Data excerpts:
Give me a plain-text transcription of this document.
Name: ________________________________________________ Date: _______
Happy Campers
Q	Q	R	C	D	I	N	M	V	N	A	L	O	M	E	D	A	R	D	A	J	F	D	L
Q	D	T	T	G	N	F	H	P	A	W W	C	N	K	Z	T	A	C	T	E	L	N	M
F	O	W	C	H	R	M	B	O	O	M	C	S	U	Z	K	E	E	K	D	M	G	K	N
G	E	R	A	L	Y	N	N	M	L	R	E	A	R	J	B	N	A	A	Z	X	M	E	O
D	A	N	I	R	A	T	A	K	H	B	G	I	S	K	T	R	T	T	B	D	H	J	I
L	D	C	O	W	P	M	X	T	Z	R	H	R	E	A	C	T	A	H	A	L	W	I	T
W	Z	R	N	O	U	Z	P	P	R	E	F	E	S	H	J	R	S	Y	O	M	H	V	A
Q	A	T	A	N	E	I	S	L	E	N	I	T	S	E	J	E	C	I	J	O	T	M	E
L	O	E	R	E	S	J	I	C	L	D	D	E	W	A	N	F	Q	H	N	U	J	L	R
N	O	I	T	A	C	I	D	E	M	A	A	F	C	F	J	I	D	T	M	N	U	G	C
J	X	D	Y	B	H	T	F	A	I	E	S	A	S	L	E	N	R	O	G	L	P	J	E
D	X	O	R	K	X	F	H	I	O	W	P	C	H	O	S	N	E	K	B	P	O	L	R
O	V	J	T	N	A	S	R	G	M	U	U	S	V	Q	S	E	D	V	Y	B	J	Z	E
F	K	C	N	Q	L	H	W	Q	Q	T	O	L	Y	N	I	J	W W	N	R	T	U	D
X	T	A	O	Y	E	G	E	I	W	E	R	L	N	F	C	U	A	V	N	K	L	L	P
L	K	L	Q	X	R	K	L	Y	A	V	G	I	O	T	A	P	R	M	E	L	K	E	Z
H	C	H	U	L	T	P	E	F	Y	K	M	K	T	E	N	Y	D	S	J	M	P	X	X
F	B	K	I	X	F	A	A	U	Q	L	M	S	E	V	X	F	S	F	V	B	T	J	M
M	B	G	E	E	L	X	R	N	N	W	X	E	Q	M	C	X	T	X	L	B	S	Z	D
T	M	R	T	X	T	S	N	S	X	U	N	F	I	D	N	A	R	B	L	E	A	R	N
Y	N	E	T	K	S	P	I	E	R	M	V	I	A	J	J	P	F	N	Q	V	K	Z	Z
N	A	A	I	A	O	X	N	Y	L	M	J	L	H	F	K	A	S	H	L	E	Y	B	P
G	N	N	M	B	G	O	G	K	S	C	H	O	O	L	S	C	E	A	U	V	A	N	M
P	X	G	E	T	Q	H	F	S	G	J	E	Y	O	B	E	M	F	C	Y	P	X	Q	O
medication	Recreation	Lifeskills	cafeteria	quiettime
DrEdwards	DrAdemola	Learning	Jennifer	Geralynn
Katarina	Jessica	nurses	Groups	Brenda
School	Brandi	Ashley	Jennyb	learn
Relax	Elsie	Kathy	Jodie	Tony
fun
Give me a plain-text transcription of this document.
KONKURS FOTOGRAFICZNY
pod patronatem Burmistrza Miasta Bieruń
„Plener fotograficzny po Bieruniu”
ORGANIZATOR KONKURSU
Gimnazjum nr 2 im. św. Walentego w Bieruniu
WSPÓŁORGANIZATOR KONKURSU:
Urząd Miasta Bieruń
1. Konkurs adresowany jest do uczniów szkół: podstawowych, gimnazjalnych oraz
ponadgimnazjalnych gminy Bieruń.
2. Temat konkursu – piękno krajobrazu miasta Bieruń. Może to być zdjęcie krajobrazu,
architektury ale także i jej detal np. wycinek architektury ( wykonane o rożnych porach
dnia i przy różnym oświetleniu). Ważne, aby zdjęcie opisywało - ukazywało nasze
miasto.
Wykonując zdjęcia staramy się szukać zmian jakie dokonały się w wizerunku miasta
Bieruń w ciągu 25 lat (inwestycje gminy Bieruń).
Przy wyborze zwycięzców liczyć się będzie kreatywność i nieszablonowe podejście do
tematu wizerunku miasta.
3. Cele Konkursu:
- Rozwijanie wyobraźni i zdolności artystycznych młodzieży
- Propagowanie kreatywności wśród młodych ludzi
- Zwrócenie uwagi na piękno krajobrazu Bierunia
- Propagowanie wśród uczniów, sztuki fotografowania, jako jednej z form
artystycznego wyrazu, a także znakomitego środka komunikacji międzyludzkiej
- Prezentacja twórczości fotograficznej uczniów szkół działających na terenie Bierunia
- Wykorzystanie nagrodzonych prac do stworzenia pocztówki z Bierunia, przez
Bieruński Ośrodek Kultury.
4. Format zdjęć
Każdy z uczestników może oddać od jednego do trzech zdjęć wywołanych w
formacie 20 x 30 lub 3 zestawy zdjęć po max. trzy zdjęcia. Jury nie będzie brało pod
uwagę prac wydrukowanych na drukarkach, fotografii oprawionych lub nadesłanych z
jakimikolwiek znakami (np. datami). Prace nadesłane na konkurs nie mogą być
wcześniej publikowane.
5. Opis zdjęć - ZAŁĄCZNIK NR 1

WORK TO COMPLETE:
Output the entries exactly.

EXERCISE OUTPUT:
Give me a plain-text transcription of this document.
Name: ________________________________________________ Date: _______
Happy Campers
Q	Q	R	C	D	I	N	M	V	N	A	L	O	M	E	D	A	R	D	A	J	F	D	L
Q	D	T	T	G	N	F	H	P	A	W W	C	N	K	Z	T	A	C	T	E	L	N	M
F	O	W	C	H	R	M	B	O	O	M	C	S	U	Z	K	E	E	K	D	M	G	K	N
G	E	R	A	L	Y	N	N	M	L	R	E	A	R	J	B	N	A	A	Z	X	M	E	O
D	A	N	I	R	A	T	A	K	H	B	G	I	S	K	T	R	T	T	B	D	H	J	I
L	D	C	O	W	P	M	X	T	Z	R	H	R	E	A	C	T	A	H	A	L	W	I	T
W	Z	R	N	O	U	Z	P	P	R	E	F	E	S	H	J	R	S	Y	O	M	H	V	A
Q	A	T	A	N	E	I	S	L	E	N	I	T	S	E	J	E	C	I	J	O	T	M	E
L	O	E	R	E	S	J	I	C	L	D	D	E	W	A	N	F	Q	H	N	U	J	L	R
N	O	I	T	A	C	I	D	E	M	A	A	F	C	F	J	I	D	T	M	N	U	G	C
J	X	D	Y	B	H	T	F	A	I	E	S	A	S	L	E	N	R	O	G	L	P	J	E
D	X	O	R	K	X	F	H	I	O	W	P	C	H	O	S	N	E	K	B	P	O	L	R
O	V	J	T	N	A	S	R	G	M	U	U	S	V	Q	S	E	D	V	Y	B	J	Z	E
F	K	C	N	Q	L	H	W	Q	Q	T	O	L	Y	N	I	J	W W	N	R	T	U	D
X	T	A	O	Y	E	G	E	I	W	E	R	L	N	F	C	U	A	V	N	K	L	L	P
L	K	L	Q	X	R	K	L	Y	A	V	G	I	O	T	A	P	R	M	E	L	K	E	Z
H	C	H	U	L	T	P	E	F	Y	K	M	K	T	E	N	Y	D	S	J	M	P	X	X
F	B	K	I	X	F	A	A	U	Q	L	M	S	E	V	X	F	S	F	V	B	T	J	M
M	B	G	E	E	L	X	R	N	N	W	X	E	Q	M	C	X	T	X	L	B	S	Z	D
T	M	R	T	X	T	S	N	S	X	U	N	F	I	D	N	A	R	B	L	E	A	R	N
Y	N	E	T	K	S	P	I	E	R	M	V	I	A	J	J	P	F	N	Q	V	K	Z	Z
N	A	A	I	A	O	X	N	Y	L	M	J	L	H	F	K	A	S	H	L	E	Y	B	P
G	N	N	M	B	G	O	G	K	S	C	H	O	O	L	S	C	E	A	U	V	A	N	M
P	X	G	E	T	Q	H	F	S	G	J	E	Y	O	B	E	M	F	C	Y	P	X	Q	O
medication	Recreation	Lifeskills	cafeteria	quiettime
DrEdwards	DrAdemola	Learning	Jennifer	Geralynn
Katarina	Jessica	nurses	Groups	Brenda
School	Brandi	Ashley	Jennyb	learn
Relax	Elsie	Kathy	Jodie	Tony
fun
Give me a plain-text transcription of this document.
KONKURS FOTOGRAFICZNY
pod patronatem Burmistrza Miasta Bieruń
„Plener fotograficzny po Bieruniu”
ORGANIZATOR KONKURSU
Gimnazjum nr 2 im. św. Walentego w Bieruniu
WSPÓŁORGANIZATOR KONKURSU:
Urząd Miasta Bieruń
1. Konkurs adresowany jest do uczniów szkół: podstawowych, gimnazjalnych oraz
ponadgimnazjalnych gminy Bieruń.
2. Temat konkursu – piękno krajobrazu miasta Bieruń. Może to być zdjęcie krajobrazu,
architektury ale także i jej detal np. wycinek architektury ( wykonane o rożnych porach
dnia i przy różnym oświetleniu). Ważne, aby zdjęcie opisywało - ukazywało nasze
miasto.
Wykonując zdjęcia staramy się szukać zmian jakie dokonały się w wizerunku miasta
Bieruń w ciągu 25 lat (inwestycje gminy Bieruń).
Przy wyborze zwycięzców liczyć się będzie kreatywność i nieszablonowe podejście do
tematu wizerunku miasta.
3. Cele Konkursu:
- Rozwijanie wyobraźni i zdolności artystycznych młodzieży
- Propagowanie kreatywności wśród młodych ludzi
- Zwrócenie uwagi na piękno krajobrazu Bierunia
- Propagowanie wśród uczniów, sztuki fotografowania, jako jednej z form
artystycznego wyrazu, a także znakomitego środka komunikacji międzyludzkiej
- Prezentacja twórczości fotograficznej uczniów szkół działających na terenie Bierunia
- Wykorzystanie nagrodzonych prac do stworzenia pocztówki z Bierunia, przez
Bieruński Ośrodek Kultury.
4. Format zdjęć
Każdy z uczestników może oddać od jednego do trzech zdjęć wywołanych w
formacie 20 x 30 lub 3 zestawy zdjęć po max. trzy zdjęcia. Jury nie będzie brało pod
uwagę prac wydrukowanych na drukarkach, fotografii oprawionych lub nadesłanych z
jakimikolwiek znakami (np. datami). Prace nadesłane na konkurs nie mogą być
wcześniej publikowane.
5. Opis zdjęć - ZAŁĄCZNIK NR 1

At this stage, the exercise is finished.